All of the records below must be output exactly, with no pictures carried over.

* [Data provided]
★ ★ ★

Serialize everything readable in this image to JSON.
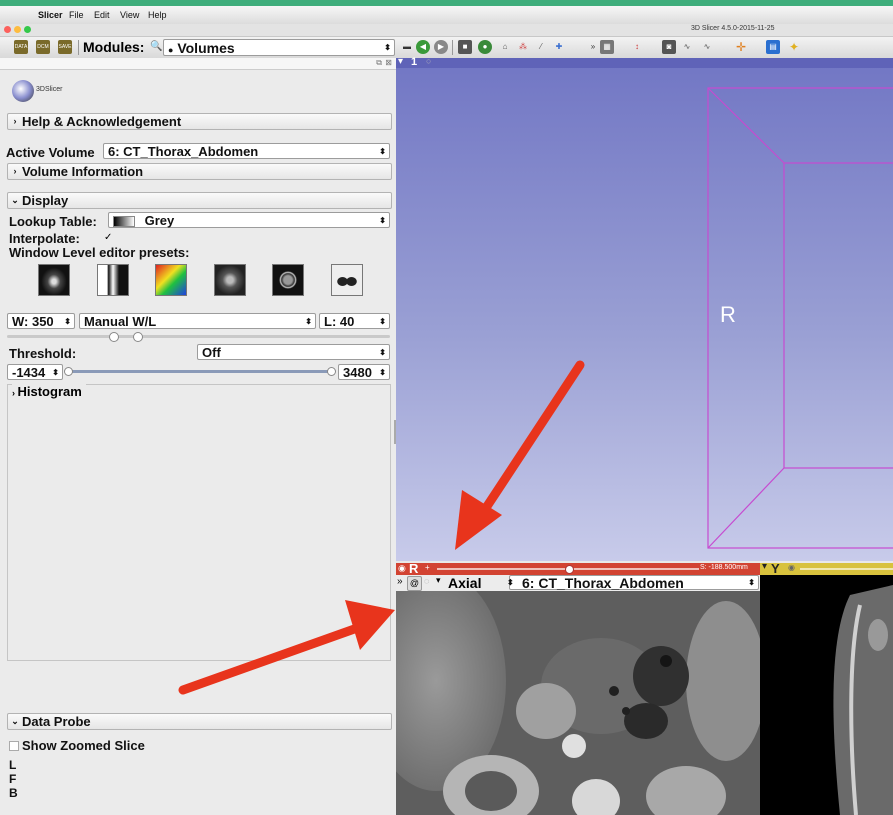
{
  "menubar": {
    "app": "Slicer",
    "items": [
      "File",
      "Edit",
      "View",
      "Help"
    ]
  },
  "window": {
    "title": "3D Slicer 4.5.0-2015-11-25"
  },
  "toolbar": {
    "modules_label": "Modules:",
    "module_selected": "Volumes",
    "data_icon_labels": [
      "DATA",
      "DCM",
      "SAVE"
    ]
  },
  "left_panel": {
    "logo_text": "3DSlicer",
    "help_section": "Help & Acknowledgement",
    "active_volume_label": "Active Volume",
    "active_volume_value": "6: CT_Thorax_Abdomen",
    "volume_info_section": "Volume Information",
    "display_section": "Display",
    "lookup_table_label": "Lookup Table:",
    "lookup_table_value": "Grey",
    "interpolate_label": "Interpolate:",
    "interpolate_checked": "✓",
    "wl_presets_label": "Window Level editor presets:",
    "window_value": "W: 350",
    "wl_mode": "Manual W/L",
    "level_value": "L: 40",
    "threshold_label": "Threshold:",
    "threshold_value": "Off",
    "range_min": "-1434",
    "range_max": "3480",
    "histogram_section": "Histogram",
    "data_probe_section": "Data Probe",
    "show_zoomed_slice": "Show Zoomed Slice",
    "probe_lines": [
      "L",
      "F",
      "B"
    ]
  },
  "view3d": {
    "label": "1",
    "orientation_marker": "R"
  },
  "red_slice": {
    "label": "R",
    "offset": "S: -188.500mm",
    "orientation": "Axial",
    "volume": "6: CT_Thorax_Abdomen"
  },
  "yellow_slice": {
    "label": "Y"
  },
  "colors": {
    "annotation_arrow": "#e8341c",
    "red_slice": "#d24332",
    "yellow_slice": "#d8c23d",
    "view3d_bg": "#8a8fcf",
    "bbox": "#c64bd0"
  }
}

★ ★ ★

* [Finished task]
Serialize everything readable in this image to JSON.
{
  "menubar": {
    "app": "Slicer",
    "items": [
      "File",
      "Edit",
      "View",
      "Help"
    ]
  },
  "window": {
    "title": "3D Slicer 4.5.0-2015-11-25"
  },
  "toolbar": {
    "modules_label": "Modules:",
    "module_selected": "Volumes",
    "data_icon_labels": [
      "DATA",
      "DCM",
      "SAVE"
    ]
  },
  "left_panel": {
    "logo_text": "3DSlicer",
    "help_section": "Help & Acknowledgement",
    "active_volume_label": "Active Volume",
    "active_volume_value": "6: CT_Thorax_Abdomen",
    "volume_info_section": "Volume Information",
    "display_section": "Display",
    "lookup_table_label": "Lookup Table:",
    "lookup_table_value": "Grey",
    "interpolate_label": "Interpolate:",
    "interpolate_checked": "✓",
    "wl_presets_label": "Window Level editor presets:",
    "window_value": "W: 350",
    "wl_mode": "Manual W/L",
    "level_value": "L: 40",
    "threshold_label": "Threshold:",
    "threshold_value": "Off",
    "range_min": "-1434",
    "range_max": "3480",
    "histogram_section": "Histogram",
    "data_probe_section": "Data Probe",
    "show_zoomed_slice": "Show Zoomed Slice",
    "probe_lines": [
      "L",
      "F",
      "B"
    ]
  },
  "view3d": {
    "label": "1",
    "orientation_marker": "R"
  },
  "red_slice": {
    "label": "R",
    "offset": "S: -188.500mm",
    "orientation": "Axial",
    "volume": "6: CT_Thorax_Abdomen"
  },
  "yellow_slice": {
    "label": "Y"
  },
  "colors": {
    "annotation_arrow": "#e8341c",
    "red_slice": "#d24332",
    "yellow_slice": "#d8c23d",
    "view3d_bg": "#8a8fcf",
    "bbox": "#c64bd0"
  }
}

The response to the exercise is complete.